**WRITTEN INSTRUCTION:** Produce an exact copy of all the records.

**MATERIAL:**
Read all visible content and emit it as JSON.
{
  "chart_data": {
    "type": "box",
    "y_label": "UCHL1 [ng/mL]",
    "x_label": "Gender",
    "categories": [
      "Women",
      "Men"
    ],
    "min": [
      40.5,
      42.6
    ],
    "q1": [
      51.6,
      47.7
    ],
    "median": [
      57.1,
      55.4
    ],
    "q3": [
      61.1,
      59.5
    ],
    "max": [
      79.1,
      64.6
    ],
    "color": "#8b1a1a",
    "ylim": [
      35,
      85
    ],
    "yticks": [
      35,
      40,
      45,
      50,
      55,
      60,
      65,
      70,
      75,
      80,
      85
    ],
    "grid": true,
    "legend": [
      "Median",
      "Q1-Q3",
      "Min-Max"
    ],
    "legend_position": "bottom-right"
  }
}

**SOLUTION FOR THIS EXERCISE:**
Read all visible content and emit it as JSON.
{
  "chart_data": {
    "type": "box",
    "y_label": "UCHL1 [ng/mL]",
    "x_label": "Gender",
    "categories": [
      "Women",
      "Men"
    ],
    "min": [
      40.5,
      42.6
    ],
    "q1": [
      51.6,
      47.7
    ],
    "median": [
      57.1,
      55.4
    ],
    "q3": [
      61.1,
      59.5
    ],
    "max": [
      79.1,
      64.6
    ],
    "color": "#8b1a1a",
    "ylim": [
      35,
      85
    ],
    "yticks": [
      35,
      40,
      45,
      50,
      55,
      60,
      65,
      70,
      75,
      80,
      85
    ],
    "grid": true,
    "legend": [
      "Median",
      "Q1-Q3",
      "Min-Max"
    ],
    "legend_position": "bottom-right"
  }
}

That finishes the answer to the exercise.